QUOTED TEXT ::
_____
You are viewing a plain text version of this content. The canonical link for it is here.
Posted to users@spamassassin.apache.org by Matt Kettler <mk...@evi-inc.com> on 2005/05/24 04:27:41 UTC

Re: {SPAM} Bayes expiring during message test

Ben Wylie wrote:
> I am running SA 3.02 on a Windows 2003 server.
> As previously posted to this list I have had a problem where SA seems unable
> to remove a bayes lock file or something like that.
> 
> I include complete logs below to show what it is like - I apologise for the
> size of it.
> 
> First of all, I was wondering if anyone knows what the error message that is
> being displayed and what might be causing it?

First that's NOT an error message.  You are running SA in debug mode, and you
are seeing a debug message. All it means is just what it says, part of the SA
code is refreshing it's hold on the database lock. It's not failing anything,
it's normal.

The expiry process on a non-SQL based bayes DB refreshes often to avoid having
another SA process assume the lock is stale and delete it. (see sub
set_running_expire_tok in BayeStore/DBM.pm)


If the message bothers you, don't run SA with -D.


> Secondly, in my local.cf file I have:
> bayes_expiry_max_db_size 500000
> Why is it expiring the database when it is only 11mb big?

That sounds about right.. the comments about 150k tokens being 8mb are outdated
and belong to SA 2.6x. In 2.6x tokens were text strings, and thus rather large.

SA 3.0 tokens are SHA1 hashes (16 bytes), plus a few extra bytes for atime,
nspam, nham. I'm not sure the exact size of the tokens, but 11mb does sound
feasible. My own ballpark guess at the format runs 13mb for 500k tokens.

Unfortunately, I don't run SA 3.x at this time, so I can't verify that.

> Why is it expiring the database during a message scan?

Because SA does that by default. In some SA environments SA only runs when
messages are being scanned. It's got to expire at some point, so it does it once
in a while during a message scan. This is on by default, otherwise users that
just call "spamassassin" instead of using spamd would have their bayes files
grow without bound.

> Is there a command line option to prevent it from expiring during a scan of
> a message?

No, but there's a config option you can add to local.cf:
bayes_auto_expire 0

> I presume if u use the --no-sync option when learning messages, it just
> creates a journal file which can then by synchronised later with the main
> bayes db, is this correct?

Yes, or you can run sa-learn --sync to cause a sync check to occur.

Or you can use sa-learn --force-expire which will force a sync and expire to
run, regardless of perceived need.
_____
DATA EXTRACT ::

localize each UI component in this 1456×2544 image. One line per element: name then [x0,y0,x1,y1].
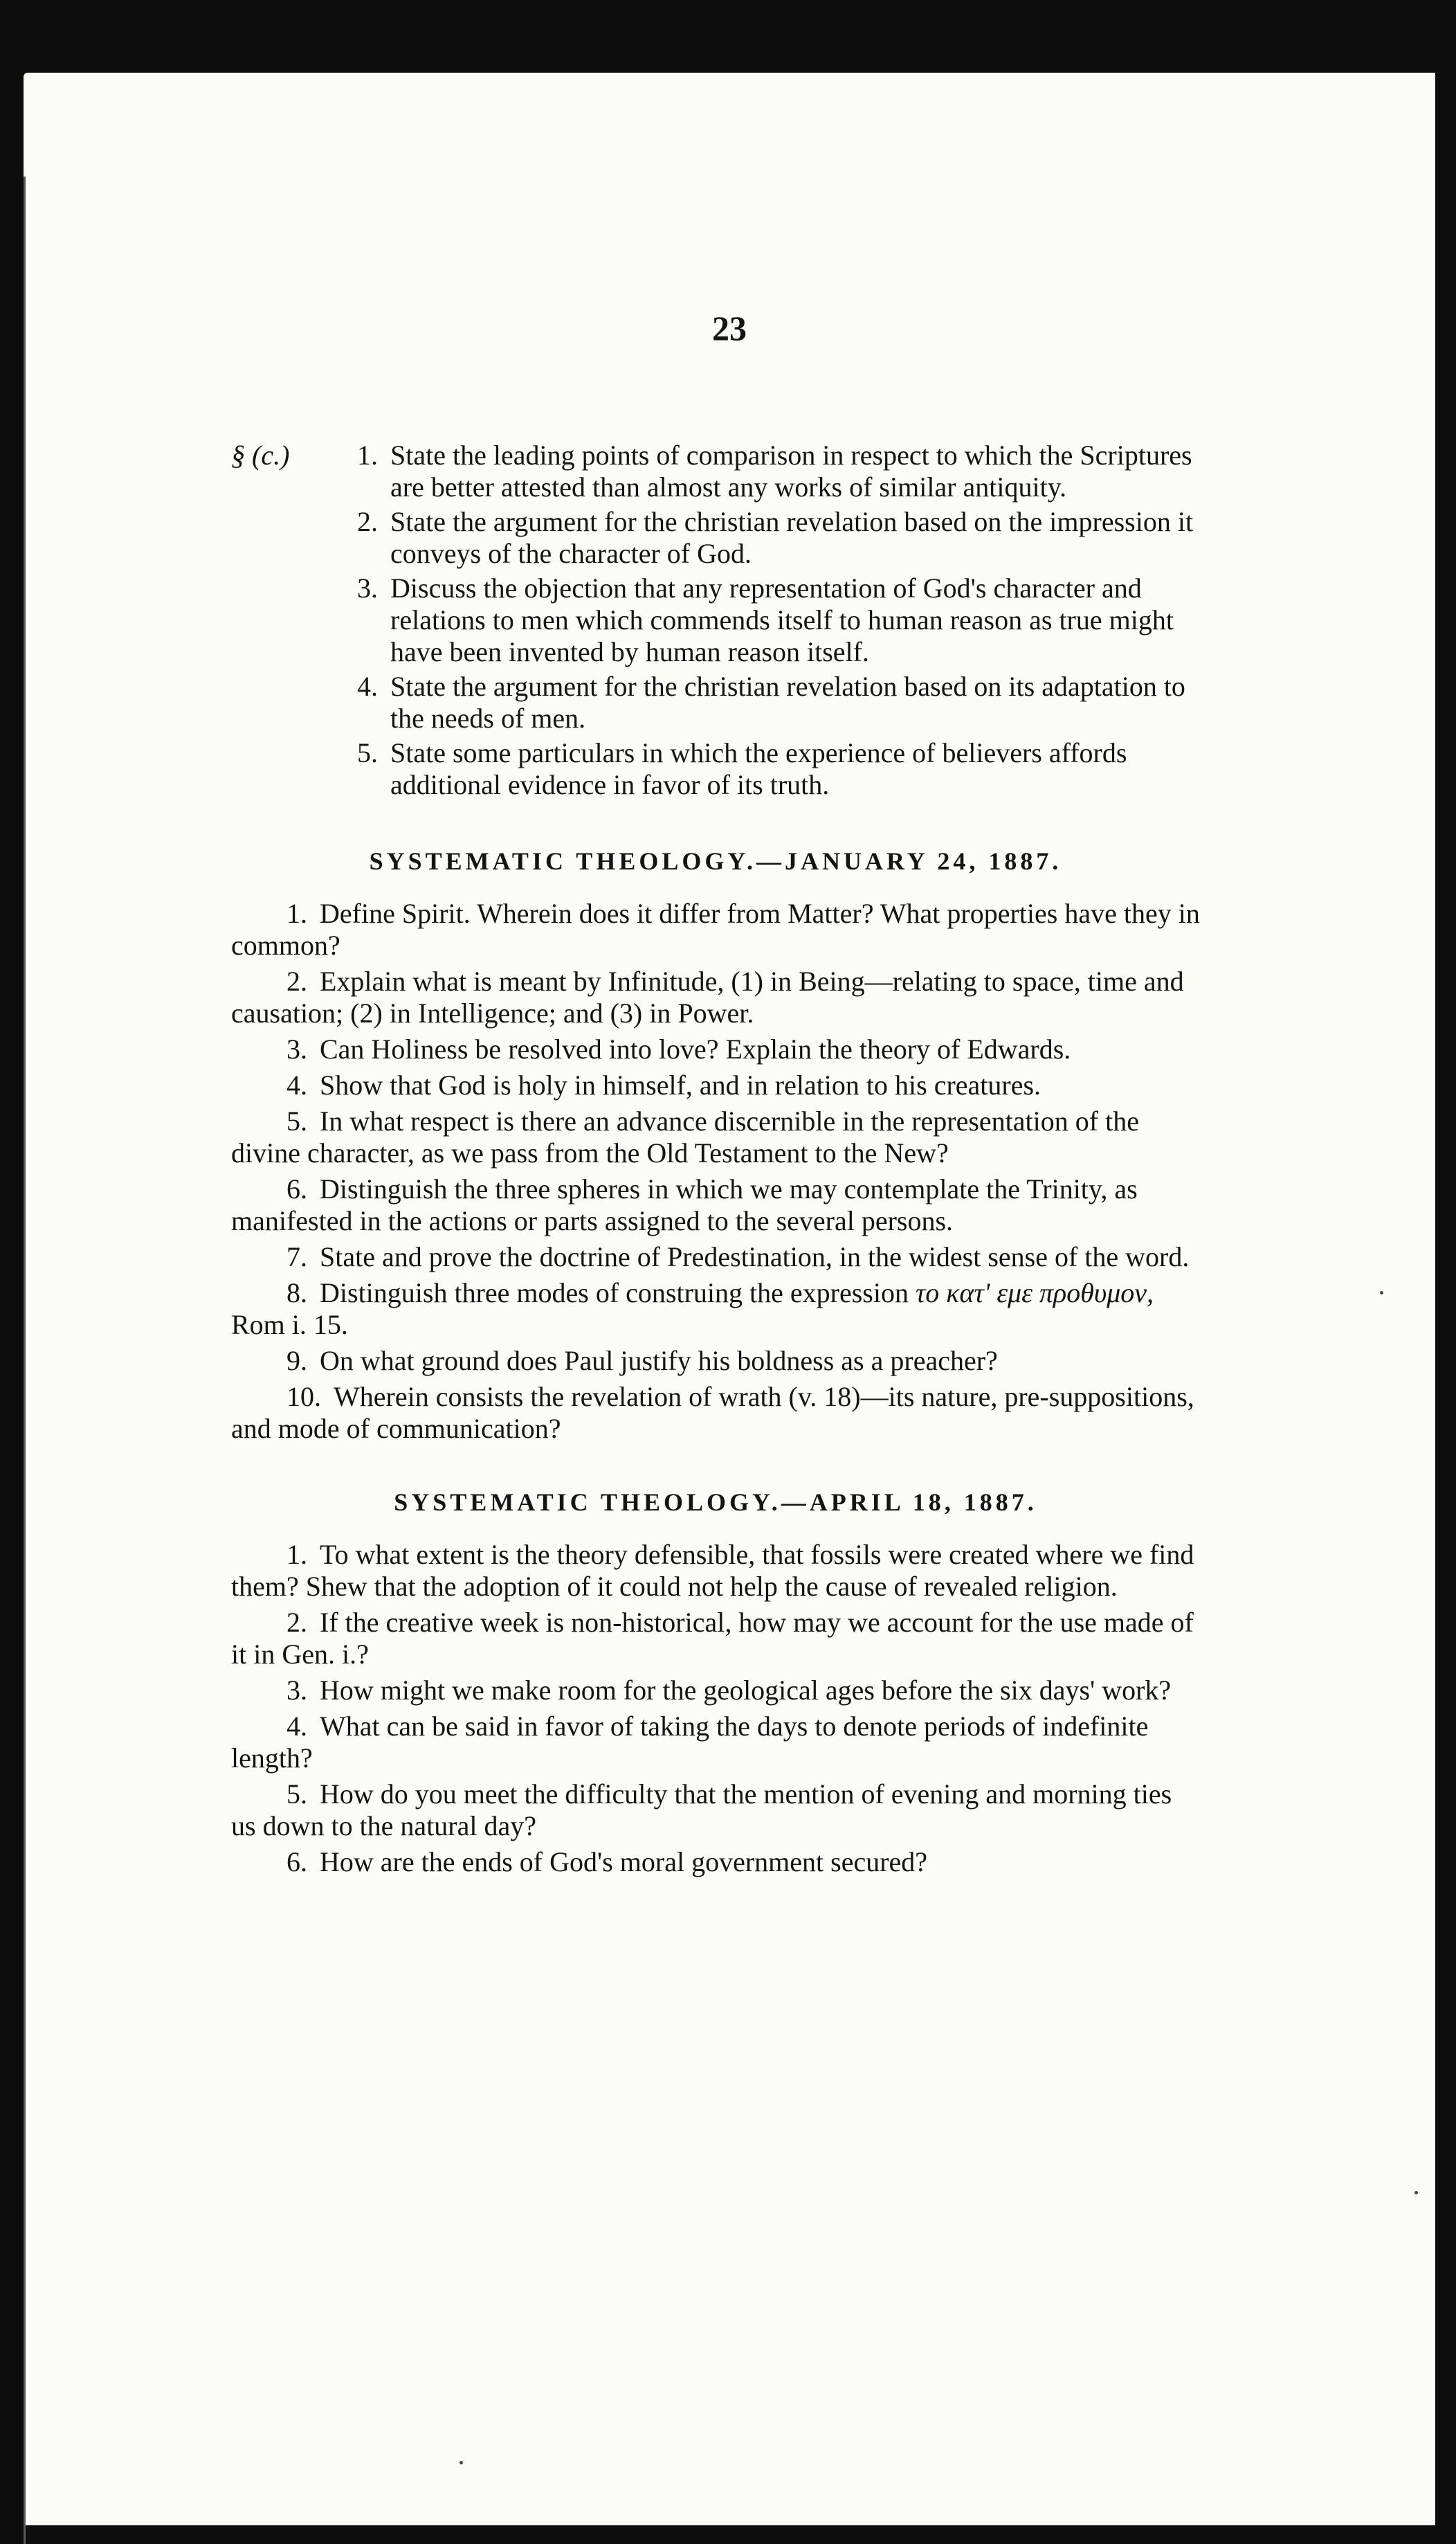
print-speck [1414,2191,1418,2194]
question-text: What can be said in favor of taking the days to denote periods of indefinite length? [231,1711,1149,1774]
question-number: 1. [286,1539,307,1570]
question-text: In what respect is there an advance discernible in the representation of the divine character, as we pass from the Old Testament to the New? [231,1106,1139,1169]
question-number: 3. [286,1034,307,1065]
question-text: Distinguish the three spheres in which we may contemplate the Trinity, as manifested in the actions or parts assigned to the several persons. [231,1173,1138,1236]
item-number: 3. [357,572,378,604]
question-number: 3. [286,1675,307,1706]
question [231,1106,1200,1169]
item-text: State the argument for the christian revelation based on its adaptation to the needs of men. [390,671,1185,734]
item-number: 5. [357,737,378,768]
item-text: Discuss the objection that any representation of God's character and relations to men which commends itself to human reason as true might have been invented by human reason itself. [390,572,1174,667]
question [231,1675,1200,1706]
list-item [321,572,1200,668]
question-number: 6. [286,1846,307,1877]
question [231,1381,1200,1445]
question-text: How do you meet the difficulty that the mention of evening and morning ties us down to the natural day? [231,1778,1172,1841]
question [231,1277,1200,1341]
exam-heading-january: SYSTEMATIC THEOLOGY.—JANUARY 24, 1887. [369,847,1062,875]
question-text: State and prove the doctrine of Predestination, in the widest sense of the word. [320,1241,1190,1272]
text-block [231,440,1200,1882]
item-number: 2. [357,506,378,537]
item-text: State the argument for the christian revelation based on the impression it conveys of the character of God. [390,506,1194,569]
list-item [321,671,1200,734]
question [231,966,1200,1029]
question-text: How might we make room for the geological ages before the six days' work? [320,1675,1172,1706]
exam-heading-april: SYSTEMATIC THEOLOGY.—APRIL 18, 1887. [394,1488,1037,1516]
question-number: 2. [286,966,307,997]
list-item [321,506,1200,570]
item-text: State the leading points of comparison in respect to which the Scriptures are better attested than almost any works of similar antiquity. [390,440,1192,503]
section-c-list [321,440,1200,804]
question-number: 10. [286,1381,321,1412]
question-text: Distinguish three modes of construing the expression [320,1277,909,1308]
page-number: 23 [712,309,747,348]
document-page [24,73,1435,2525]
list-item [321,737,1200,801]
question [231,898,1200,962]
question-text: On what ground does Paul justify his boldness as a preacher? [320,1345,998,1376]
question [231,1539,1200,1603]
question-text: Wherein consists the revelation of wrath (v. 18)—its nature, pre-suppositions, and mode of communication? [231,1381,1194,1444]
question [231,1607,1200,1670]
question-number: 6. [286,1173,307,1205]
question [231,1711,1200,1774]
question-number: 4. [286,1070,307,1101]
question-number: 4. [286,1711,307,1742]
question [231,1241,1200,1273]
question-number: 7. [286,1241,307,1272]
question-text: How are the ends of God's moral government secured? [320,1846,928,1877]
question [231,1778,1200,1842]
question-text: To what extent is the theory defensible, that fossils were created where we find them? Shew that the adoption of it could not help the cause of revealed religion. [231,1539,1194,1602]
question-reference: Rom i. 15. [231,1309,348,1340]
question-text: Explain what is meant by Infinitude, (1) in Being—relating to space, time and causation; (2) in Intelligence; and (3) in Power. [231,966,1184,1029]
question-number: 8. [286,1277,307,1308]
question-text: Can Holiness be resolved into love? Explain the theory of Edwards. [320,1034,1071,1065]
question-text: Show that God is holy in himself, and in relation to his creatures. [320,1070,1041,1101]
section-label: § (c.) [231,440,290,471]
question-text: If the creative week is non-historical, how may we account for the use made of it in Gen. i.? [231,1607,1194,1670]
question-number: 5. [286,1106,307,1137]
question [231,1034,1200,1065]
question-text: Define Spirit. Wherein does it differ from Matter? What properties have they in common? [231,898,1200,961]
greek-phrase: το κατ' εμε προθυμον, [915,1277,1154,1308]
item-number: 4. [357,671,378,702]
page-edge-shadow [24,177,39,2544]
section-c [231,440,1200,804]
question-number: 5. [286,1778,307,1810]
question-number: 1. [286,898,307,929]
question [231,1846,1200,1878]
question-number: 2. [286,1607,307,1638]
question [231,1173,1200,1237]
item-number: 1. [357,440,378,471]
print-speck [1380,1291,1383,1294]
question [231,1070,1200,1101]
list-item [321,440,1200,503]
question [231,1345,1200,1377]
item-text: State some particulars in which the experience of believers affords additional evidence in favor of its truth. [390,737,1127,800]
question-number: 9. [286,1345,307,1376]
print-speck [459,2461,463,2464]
_____
STATED PROBLEM 1 ::
In the SpamAssassin post, what line can be added to local.cf to keep the database from expiring during a message scan?
STATED PROBLEM 2 ::
Please copy the SpamAssassin post word for word, starting at "Posted to users@spamassassin.apache.org" and ending at "something like that.".
Answer from the SpamAssassin post alone, not from the rows.

EXERCISE SOLUTION 1 ::
bayes_auto_expire 0

EXERCISE SOLUTION 2 ::
Posted to users@spamassassin.apache.org by Matt Kettler <mk...@evi-inc.com> on 2005/05/24 04:27:41 UTC

Re: {SPAM} Bayes expiring during message test

Ben Wylie wrote:
> I am running SA 3.02 on a Windows 2003 server.
> As previously posted to this list I have had a problem where SA seems unable
> to remove a bayes lock file or something like that.